-- The problem --
Single out each line with the word "around" and copy it.

-- Entries shown --
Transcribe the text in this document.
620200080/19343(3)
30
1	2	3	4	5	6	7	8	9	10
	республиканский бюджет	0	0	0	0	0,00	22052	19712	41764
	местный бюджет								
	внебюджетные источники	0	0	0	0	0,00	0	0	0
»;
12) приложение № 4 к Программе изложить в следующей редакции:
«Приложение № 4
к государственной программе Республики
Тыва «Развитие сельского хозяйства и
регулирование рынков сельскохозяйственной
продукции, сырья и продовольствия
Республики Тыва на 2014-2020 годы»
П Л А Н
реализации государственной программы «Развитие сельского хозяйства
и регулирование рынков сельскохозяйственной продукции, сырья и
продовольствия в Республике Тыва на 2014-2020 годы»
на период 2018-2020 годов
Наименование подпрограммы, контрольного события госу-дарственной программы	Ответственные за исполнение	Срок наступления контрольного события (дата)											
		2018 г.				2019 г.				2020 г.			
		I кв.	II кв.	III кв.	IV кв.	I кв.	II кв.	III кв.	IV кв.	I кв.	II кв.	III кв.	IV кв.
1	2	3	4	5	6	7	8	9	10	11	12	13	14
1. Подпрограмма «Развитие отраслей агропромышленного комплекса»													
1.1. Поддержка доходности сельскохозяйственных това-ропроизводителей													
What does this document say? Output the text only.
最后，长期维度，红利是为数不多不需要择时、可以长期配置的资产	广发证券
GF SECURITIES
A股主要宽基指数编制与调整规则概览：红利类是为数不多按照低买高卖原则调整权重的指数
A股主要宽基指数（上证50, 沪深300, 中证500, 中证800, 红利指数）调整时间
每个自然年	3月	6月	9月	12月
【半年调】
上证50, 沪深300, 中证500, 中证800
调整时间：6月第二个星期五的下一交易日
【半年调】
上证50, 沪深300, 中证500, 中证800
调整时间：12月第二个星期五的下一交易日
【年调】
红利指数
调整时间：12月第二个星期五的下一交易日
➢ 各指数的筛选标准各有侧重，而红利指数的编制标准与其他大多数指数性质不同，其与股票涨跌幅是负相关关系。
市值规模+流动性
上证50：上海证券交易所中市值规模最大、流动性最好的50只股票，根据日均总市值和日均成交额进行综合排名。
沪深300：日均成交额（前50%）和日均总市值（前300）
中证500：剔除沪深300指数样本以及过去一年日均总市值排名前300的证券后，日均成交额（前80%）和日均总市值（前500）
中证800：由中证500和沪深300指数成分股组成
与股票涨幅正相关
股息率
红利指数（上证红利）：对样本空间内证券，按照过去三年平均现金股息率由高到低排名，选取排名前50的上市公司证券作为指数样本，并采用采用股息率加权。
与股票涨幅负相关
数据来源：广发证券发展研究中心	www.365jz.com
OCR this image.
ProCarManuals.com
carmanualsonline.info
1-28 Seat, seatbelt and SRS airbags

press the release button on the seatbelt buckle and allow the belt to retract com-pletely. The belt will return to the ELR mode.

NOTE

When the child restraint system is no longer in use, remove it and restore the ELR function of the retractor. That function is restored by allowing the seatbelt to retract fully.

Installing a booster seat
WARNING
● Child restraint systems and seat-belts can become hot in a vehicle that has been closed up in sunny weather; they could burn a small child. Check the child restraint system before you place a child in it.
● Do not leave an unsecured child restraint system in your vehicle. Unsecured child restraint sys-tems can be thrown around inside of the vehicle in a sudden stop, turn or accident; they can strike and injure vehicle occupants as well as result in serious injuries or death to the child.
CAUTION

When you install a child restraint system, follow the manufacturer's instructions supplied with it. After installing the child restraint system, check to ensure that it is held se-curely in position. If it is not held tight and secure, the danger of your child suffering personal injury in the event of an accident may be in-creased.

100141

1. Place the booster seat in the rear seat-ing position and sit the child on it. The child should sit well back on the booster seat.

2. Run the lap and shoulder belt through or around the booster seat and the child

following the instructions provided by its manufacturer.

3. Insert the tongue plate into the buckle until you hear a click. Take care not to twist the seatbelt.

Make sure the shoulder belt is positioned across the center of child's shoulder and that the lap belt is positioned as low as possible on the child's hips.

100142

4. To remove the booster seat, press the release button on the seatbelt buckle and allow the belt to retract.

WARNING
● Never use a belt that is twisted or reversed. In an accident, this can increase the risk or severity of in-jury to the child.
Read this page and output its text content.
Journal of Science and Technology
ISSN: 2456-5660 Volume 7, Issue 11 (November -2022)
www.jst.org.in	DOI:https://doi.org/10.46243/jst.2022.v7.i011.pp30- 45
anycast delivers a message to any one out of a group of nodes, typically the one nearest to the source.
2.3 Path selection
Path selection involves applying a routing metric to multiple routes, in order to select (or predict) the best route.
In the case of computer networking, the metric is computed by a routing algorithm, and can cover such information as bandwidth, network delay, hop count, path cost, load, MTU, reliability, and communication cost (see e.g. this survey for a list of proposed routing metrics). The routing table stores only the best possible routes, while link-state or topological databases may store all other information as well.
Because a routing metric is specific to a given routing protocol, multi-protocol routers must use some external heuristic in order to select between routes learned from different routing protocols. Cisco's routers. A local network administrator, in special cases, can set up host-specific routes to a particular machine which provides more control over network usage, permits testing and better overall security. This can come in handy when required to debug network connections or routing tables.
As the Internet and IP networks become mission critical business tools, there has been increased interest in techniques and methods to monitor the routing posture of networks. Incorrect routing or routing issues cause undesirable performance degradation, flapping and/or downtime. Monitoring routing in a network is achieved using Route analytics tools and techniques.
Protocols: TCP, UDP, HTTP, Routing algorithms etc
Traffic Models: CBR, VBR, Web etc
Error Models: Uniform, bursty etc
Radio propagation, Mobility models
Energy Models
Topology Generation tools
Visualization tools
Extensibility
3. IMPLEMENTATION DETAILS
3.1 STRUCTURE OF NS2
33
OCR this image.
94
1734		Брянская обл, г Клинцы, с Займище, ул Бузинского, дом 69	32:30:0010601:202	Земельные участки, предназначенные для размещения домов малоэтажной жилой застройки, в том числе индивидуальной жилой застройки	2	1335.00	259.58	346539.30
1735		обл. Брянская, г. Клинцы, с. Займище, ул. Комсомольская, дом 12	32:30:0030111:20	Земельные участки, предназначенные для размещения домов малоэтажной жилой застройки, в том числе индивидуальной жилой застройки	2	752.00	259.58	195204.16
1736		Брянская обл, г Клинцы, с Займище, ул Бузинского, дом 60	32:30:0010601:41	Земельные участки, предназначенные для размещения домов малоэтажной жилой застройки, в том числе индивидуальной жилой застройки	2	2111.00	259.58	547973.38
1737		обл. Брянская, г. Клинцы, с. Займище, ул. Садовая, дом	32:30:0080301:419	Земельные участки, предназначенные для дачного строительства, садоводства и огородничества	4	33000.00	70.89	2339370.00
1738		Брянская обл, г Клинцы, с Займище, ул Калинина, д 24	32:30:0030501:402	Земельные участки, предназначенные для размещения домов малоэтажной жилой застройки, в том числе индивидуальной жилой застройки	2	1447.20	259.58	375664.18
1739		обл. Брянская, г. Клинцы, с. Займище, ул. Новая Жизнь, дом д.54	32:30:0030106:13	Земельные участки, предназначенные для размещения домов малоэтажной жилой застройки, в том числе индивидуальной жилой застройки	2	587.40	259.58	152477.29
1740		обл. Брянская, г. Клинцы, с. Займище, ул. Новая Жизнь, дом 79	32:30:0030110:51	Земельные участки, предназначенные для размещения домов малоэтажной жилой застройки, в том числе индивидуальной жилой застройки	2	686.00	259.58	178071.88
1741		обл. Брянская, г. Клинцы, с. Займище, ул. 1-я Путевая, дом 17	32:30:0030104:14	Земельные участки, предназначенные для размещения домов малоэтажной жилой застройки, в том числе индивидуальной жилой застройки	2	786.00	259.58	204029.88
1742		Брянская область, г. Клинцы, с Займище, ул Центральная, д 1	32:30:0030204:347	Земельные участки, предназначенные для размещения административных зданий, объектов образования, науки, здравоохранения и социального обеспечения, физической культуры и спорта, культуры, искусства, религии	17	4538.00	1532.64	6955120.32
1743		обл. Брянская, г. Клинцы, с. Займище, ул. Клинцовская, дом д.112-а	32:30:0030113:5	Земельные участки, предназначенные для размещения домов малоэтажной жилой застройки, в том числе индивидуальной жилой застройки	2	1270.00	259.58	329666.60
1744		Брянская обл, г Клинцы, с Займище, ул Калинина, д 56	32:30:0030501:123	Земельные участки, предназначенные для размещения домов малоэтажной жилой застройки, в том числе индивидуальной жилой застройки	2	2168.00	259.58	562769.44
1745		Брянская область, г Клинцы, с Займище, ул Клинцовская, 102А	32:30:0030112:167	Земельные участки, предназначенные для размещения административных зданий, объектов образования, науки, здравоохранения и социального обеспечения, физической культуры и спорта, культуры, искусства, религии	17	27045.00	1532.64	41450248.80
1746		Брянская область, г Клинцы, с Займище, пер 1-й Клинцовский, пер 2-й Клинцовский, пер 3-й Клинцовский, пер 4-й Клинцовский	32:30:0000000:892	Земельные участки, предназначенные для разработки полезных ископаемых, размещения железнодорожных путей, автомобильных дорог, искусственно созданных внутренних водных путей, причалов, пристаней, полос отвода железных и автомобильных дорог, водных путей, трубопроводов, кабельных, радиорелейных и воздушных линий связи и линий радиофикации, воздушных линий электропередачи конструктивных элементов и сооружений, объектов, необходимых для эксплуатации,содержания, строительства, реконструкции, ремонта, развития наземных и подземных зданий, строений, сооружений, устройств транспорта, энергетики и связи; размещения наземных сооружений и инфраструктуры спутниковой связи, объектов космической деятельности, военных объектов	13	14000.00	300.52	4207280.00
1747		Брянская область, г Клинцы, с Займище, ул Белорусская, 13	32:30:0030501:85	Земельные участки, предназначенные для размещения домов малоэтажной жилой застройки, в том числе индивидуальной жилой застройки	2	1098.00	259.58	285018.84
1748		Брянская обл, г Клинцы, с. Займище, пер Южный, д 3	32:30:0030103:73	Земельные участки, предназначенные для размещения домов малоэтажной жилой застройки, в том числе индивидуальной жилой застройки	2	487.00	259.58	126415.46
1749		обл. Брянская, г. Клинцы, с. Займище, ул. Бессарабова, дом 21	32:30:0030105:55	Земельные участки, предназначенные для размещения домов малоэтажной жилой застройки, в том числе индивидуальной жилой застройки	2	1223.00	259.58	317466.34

-- Final answer --
● Do not leave an unsecured child restraint system in your vehicle. Unsecured child restraint sys-tems can be thrown around inside of the vehicle in a sudden stop, turn or accident; they can strike and injure vehicle occupants as well as result in serious injuries or death to the child.
2. Run the lap and shoulder belt through or around the booster seat and the child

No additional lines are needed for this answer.